**INPUT DATA:**
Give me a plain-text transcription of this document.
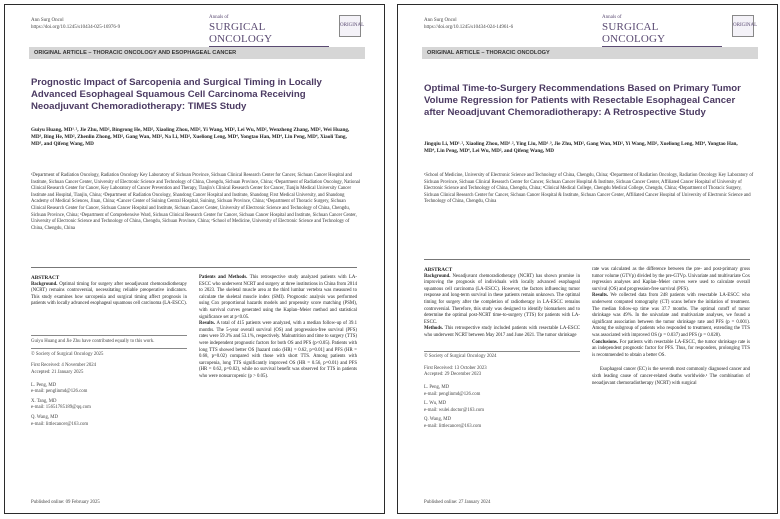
Ann Surg Oncol
https://doi.org/10.1245/s10434-025-16976-9
Annals of
SURGICAL ONCOLOGY
ORIGINAL
ORIGINAL ARTICLE – THORACIC ONCOLOGY AND ESOPHAGEAL CANCER
Prognostic Impact of Sarcopenia and Surgical Timing in Locally Advanced Esophageal Squamous Cell Carcinoma Receiving Neoadjuvant Chemoradiotherapy: TIMES Study
Guiyu Huang, MD¹˒², Jie Zhu, MD², Bingrong He, MD², Xiaoling Zhou, MD², Yi Wang, MD², Lei Wu, MD², Wenzheng Zhang, MD², Wei Huang, MD³, Bing He, MD², Zhenlin Zhong, MD², Gang Wan, MD², Na Li, MD², Xueliong Leng, MD⁴, Yongtao Han, MD⁴, Lin Peng, MD⁴, Xiaoli Tang, MD⁵, and Qifeng Wang, MD
¹Department of Radiation Oncology, Radiation Oncology Key Laboratory of Sichuan Province, Sichuan Clinical Research Center for Cancer, Sichuan Cancer Hospital and Institute, Sichuan Cancer Center, University of Electronic Science and Technology of China, Chengdu, Sichuan Province, China; ²Department of Radiation Oncology, National Clinical Research Center for Cancer, Key Laboratory of Cancer Prevention and Therapy, Tianjin's Clinical Research Center for Cancer, Tianjin Medical University Cancer Institute and Hospital, Tianjin, China; ³Department of Radiation Oncology, Shandong Cancer Hospital and Institute, Shandong First Medical University, and Shandong Academy of Medical Sciences, Jinan, China; ⁴Cancer Center of Suining Central Hospital, Suining, Sichuan Province, China; ⁵Department of Thoracic Surgery, Sichuan Clinical Research Center for Cancer, Sichuan Cancer Hospital and Institute, Sichuan Cancer Center, University of Electronic Science and Technology of China, Chengdu, Sichuan Province, China; ⁶Department of Comprehensive Ward, Sichuan Clinical Research Center for Cancer, Sichuan Cancer Hospital and Institute, Sichuan Cancer Center, University of Electronic Science and Technology of China, Chengdu, Sichuan Province, China; ⁷School of Medicine, University of Electronic Science and Technology of China, Chengdu, China
ABSTRACT
Background. Optimal timing for surgery after neoadjuvant chemoradiotherapy (NCRT) remains controversial, necessitating reliable preoperative indicators. This study examines how sarcopenia and surgical timing affect prognosis in patients with locally advanced esophageal squamous cell carcinoma (LA-ESCC).
Guiyu Huang and Jie Zhu have contributed equally to this work.
© Society of Surgical Oncology 2025
First Received: 4 November 2024
Accepted: 21 January 2025

L. Peng, MD
e-mail: penglinmd@126.com

X. Tang, MD
e-mail: 15651785189@qq.com

Q. Wang, MD
e-mail: littlecancer@163.com

Patients and Methods. This retrospective study analyzed patients with LA-ESCC who underwent NCRT and surgery at three institutions in China from 2014 to 2023. The skeletal muscle area at the third lumbar vertebra was measured to calculate the skeletal muscle index (SMI). Prognostic analysis was performed using Cox proportional hazards models and propensity score matching (PSM), with survival curves generated using the Kaplan–Meier method and statistical significance set at p<0.05.
Results. A total of 415 patients were analyzed, with a median follow-up of 39.1 months. The 5-year overall survival (OS) and progression-free survival (PFS) rates were 59.3% and 53.1%, respectively. Malnutrition and time to surgery (TTS) were independent prognostic factors for both OS and PFS (p<0.05). Patients with long TTS showed better OS [hazard ratio (HR) = 0.62, p=0.01] and PFS (HR = 0.68, p=0.02) compared with those with short TTS. Among patients with sarcopenia, long TTS significantly improved OS (HR = 0.56, p=0.01) and PFS (HR = 0.62, p=0.02), while no survival benefit was observed for TTS in patients who were nonsarcopenic (p > 0.05).
Published online: 09 February 2025
Ann Surg Oncol
https://doi.org/10.1245/s10434-024-14961-6
Annals of
SURGICAL ONCOLOGY
ORIGINAL
ORIGINAL ARTICLE – THORACIC ONCOLOGY
Optimal Time-to-Surgery Recommendations Based on Primary Tumor Volume Regression for Patients with Resectable Esophageal Cancer after Neoadjuvant Chemoradiotherapy: A Retrospective Study
Jingqiu Li, MD¹˒², Xiaoling Zhou, MD¹˒², Ying Liu, MD¹˒³, Jie Zhu, MD², Gang Wan, MD², Yi Wang, MD², Xueliong Leng, MD⁴, Yongtao Han, MD⁴, Lin Peng, MD⁴, Lei Wu, MD², and Qifeng Wang, MD
¹School of Medicine, University of Electronic Science and Technology of China, Chengdu, China; ²Department of Radiation Oncology, Radiation Oncology Key Laboratory of Sichuan Province, Sichuan Clinical Research Center for Cancer, Sichuan Cancer Hospital & Institute, Sichuan Cancer Center, Affiliated Cancer Hospital of University of Electronic Science and Technology of China, Chengdu, China; ³Clinical Medical College, Chengdu Medical College, Chengdu, China; ⁴Department of Thoracic Surgery, Sichuan Clinical Research Center for Cancer, Sichuan Cancer Hospital & Institute, Sichuan Cancer Center, Affiliated Cancer Hospital of University of Electronic Science and Technology of China, Chengdu, China
ABSTRACT
Background. Neoadjuvant chemoradiotherapy (NCRT) has shown promise in improving the prognosis of individuals with locally advanced esophageal squamous cell carcinoma (LA-ESCC). However, the factors influencing tumor response and long-term survival in these patients remain unknown. The optimal timing for surgery after the completion of radiotherapy in LA-ESCC remains controversial. Therefore, this study was designed to identify biomarkers and to determine the optimal post-NCRT time-to-surgery (TTS) for patients with LA-ESCC.
Methods. This retrospective study included patients with resectable LA-ESCC who underwent NCRT between May 2017 and June 2021. The tumor shrinkage
© Society of Surgical Oncology 2024
First Received: 13 October 2023
Accepted: 29 December 2023

L. Peng, MD
e-mail: penglinmd@126.com

L. Wu, MD
e-mail: wulei.doctor@163.com

Q. Wang, MD
e-mail: littlecancer@163.com

rate was calculated as the difference between the pre- and post-primary gross tumor volume (GTVp) divided by the pre-GTVp. Univariate and multivariate Cox regression analyses and Kaplan–Meier curves were used to calculate overall survival (OS) and progression-free survival (PFS).
Results. We collected data from 248 patients with resectable LA-ESCC who underwent computed tomography (CT) scans before the initiation of treatment. The median follow-up time was 37.7 months. The optimal cutoff of tumor shrinkage was 49%. In the univariate and multivariate analyses, we found a significant association between the tumor shrinkage rate and PFS (p = 0.001). Among the subgroup of patients who responded to treatment, extending the TTS was associated with improved OS (p = 0.037) and PFS (p = 0.028).
Conclusions. For patients with resectable LA-ESCC, the tumor shrinkage rate is an independent prognostic factor for PFS. Thus, for responders, prolonging TTS is recommended to obtain a better OS.
Esophageal cancer (EC) is the seventh most commonly diagnosed cancer and sixth leading cause of cancer-related deaths worldwide.¹ The combination of neoadjuvant chemoradiotherapy (NCRT) with surgical
Published online: 27 January 2024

**TASK INSTRUCTIONS:** Copy out the entries above in full and exactly, skipping every picture.

**WRITTEN ANSWER:**
Give me a plain-text transcription of this document.
Ann Surg Oncol
https://doi.org/10.1245/s10434-025-16976-9
Annals of
SURGICAL ONCOLOGY
ORIGINAL
ORIGINAL ARTICLE – THORACIC ONCOLOGY AND ESOPHAGEAL CANCER
Prognostic Impact of Sarcopenia and Surgical Timing in Locally Advanced Esophageal Squamous Cell Carcinoma Receiving Neoadjuvant Chemoradiotherapy: TIMES Study
Guiyu Huang, MD¹˒², Jie Zhu, MD², Bingrong He, MD², Xiaoling Zhou, MD², Yi Wang, MD², Lei Wu, MD², Wenzheng Zhang, MD², Wei Huang, MD³, Bing He, MD², Zhenlin Zhong, MD², Gang Wan, MD², Na Li, MD², Xueliong Leng, MD⁴, Yongtao Han, MD⁴, Lin Peng, MD⁴, Xiaoli Tang, MD⁵, and Qifeng Wang, MD
¹Department of Radiation Oncology, Radiation Oncology Key Laboratory of Sichuan Province, Sichuan Clinical Research Center for Cancer, Sichuan Cancer Hospital and Institute, Sichuan Cancer Center, University of Electronic Science and Technology of China, Chengdu, Sichuan Province, China; ²Department of Radiation Oncology, National Clinical Research Center for Cancer, Key Laboratory of Cancer Prevention and Therapy, Tianjin's Clinical Research Center for Cancer, Tianjin Medical University Cancer Institute and Hospital, Tianjin, China; ³Department of Radiation Oncology, Shandong Cancer Hospital and Institute, Shandong First Medical University, and Shandong Academy of Medical Sciences, Jinan, China; ⁴Cancer Center of Suining Central Hospital, Suining, Sichuan Province, China; ⁵Department of Thoracic Surgery, Sichuan Clinical Research Center for Cancer, Sichuan Cancer Hospital and Institute, Sichuan Cancer Center, University of Electronic Science and Technology of China, Chengdu, Sichuan Province, China; ⁶Department of Comprehensive Ward, Sichuan Clinical Research Center for Cancer, Sichuan Cancer Hospital and Institute, Sichuan Cancer Center, University of Electronic Science and Technology of China, Chengdu, Sichuan Province, China; ⁷School of Medicine, University of Electronic Science and Technology of China, Chengdu, China
ABSTRACT
Background. Optimal timing for surgery after neoadjuvant chemoradiotherapy (NCRT) remains controversial, necessitating reliable preoperative indicators. This study examines how sarcopenia and surgical timing affect prognosis in patients with locally advanced esophageal squamous cell carcinoma (LA-ESCC).
Guiyu Huang and Jie Zhu have contributed equally to this work.
© Society of Surgical Oncology 2025
First Received: 4 November 2024
Accepted: 21 January 2025

L. Peng, MD
e-mail: penglinmd@126.com

X. Tang, MD
e-mail: 15651785189@qq.com

Q. Wang, MD
e-mail: littlecancer@163.com

Patients and Methods. This retrospective study analyzed patients with LA-ESCC who underwent NCRT and surgery at three institutions in China from 2014 to 2023. The skeletal muscle area at the third lumbar vertebra was measured to calculate the skeletal muscle index (SMI). Prognostic analysis was performed using Cox proportional hazards models and propensity score matching (PSM), with survival curves generated using the Kaplan–Meier method and statistical significance set at p<0.05.
Results. A total of 415 patients were analyzed, with a median follow-up of 39.1 months. The 5-year overall survival (OS) and progression-free survival (PFS) rates were 59.3% and 53.1%, respectively. Malnutrition and time to surgery (TTS) were independent prognostic factors for both OS and PFS (p<0.05). Patients with long TTS showed better OS [hazard ratio (HR) = 0.62, p=0.01] and PFS (HR = 0.68, p=0.02) compared with those with short TTS. Among patients with sarcopenia, long TTS significantly improved OS (HR = 0.56, p=0.01) and PFS (HR = 0.62, p=0.02), while no survival benefit was observed for TTS in patients who were nonsarcopenic (p > 0.05).
Published online: 09 February 2025
Ann Surg Oncol
https://doi.org/10.1245/s10434-024-14961-6
Annals of
SURGICAL ONCOLOGY
ORIGINAL
ORIGINAL ARTICLE – THORACIC ONCOLOGY
Optimal Time-to-Surgery Recommendations Based on Primary Tumor Volume Regression for Patients with Resectable Esophageal Cancer after Neoadjuvant Chemoradiotherapy: A Retrospective Study
Jingqiu Li, MD¹˒², Xiaoling Zhou, MD¹˒², Ying Liu, MD¹˒³, Jie Zhu, MD², Gang Wan, MD², Yi Wang, MD², Xueliong Leng, MD⁴, Yongtao Han, MD⁴, Lin Peng, MD⁴, Lei Wu, MD², and Qifeng Wang, MD
¹School of Medicine, University of Electronic Science and Technology of China, Chengdu, China; ²Department of Radiation Oncology, Radiation Oncology Key Laboratory of Sichuan Province, Sichuan Clinical Research Center for Cancer, Sichuan Cancer Hospital & Institute, Sichuan Cancer Center, Affiliated Cancer Hospital of University of Electronic Science and Technology of China, Chengdu, China; ³Clinical Medical College, Chengdu Medical College, Chengdu, China; ⁴Department of Thoracic Surgery, Sichuan Clinical Research Center for Cancer, Sichuan Cancer Hospital & Institute, Sichuan Cancer Center, Affiliated Cancer Hospital of University of Electronic Science and Technology of China, Chengdu, China
ABSTRACT
Background. Neoadjuvant chemoradiotherapy (NCRT) has shown promise in improving the prognosis of individuals with locally advanced esophageal squamous cell carcinoma (LA-ESCC). However, the factors influencing tumor response and long-term survival in these patients remain unknown. The optimal timing for surgery after the completion of radiotherapy in LA-ESCC remains controversial. Therefore, this study was designed to identify biomarkers and to determine the optimal post-NCRT time-to-surgery (TTS) for patients with LA-ESCC.
Methods. This retrospective study included patients with resectable LA-ESCC who underwent NCRT between May 2017 and June 2021. The tumor shrinkage
© Society of Surgical Oncology 2024
First Received: 13 October 2023
Accepted: 29 December 2023

L. Peng, MD
e-mail: penglinmd@126.com

L. Wu, MD
e-mail: wulei.doctor@163.com

Q. Wang, MD
e-mail: littlecancer@163.com

rate was calculated as the difference between the pre- and post-primary gross tumor volume (GTVp) divided by the pre-GTVp. Univariate and multivariate Cox regression analyses and Kaplan–Meier curves were used to calculate overall survival (OS) and progression-free survival (PFS).
Results. We collected data from 248 patients with resectable LA-ESCC who underwent computed tomography (CT) scans before the initiation of treatment. The median follow-up time was 37.7 months. The optimal cutoff of tumor shrinkage was 49%. In the univariate and multivariate analyses, we found a significant association between the tumor shrinkage rate and PFS (p = 0.001). Among the subgroup of patients who responded to treatment, extending the TTS was associated with improved OS (p = 0.037) and PFS (p = 0.028).
Conclusions. For patients with resectable LA-ESCC, the tumor shrinkage rate is an independent prognostic factor for PFS. Thus, for responders, prolonging TTS is recommended to obtain a better OS.
Esophageal cancer (EC) is the seventh most commonly diagnosed cancer and sixth leading cause of cancer-related deaths worldwide.¹ The combination of neoadjuvant chemoradiotherapy (NCRT) with surgical
Published online: 27 January 2024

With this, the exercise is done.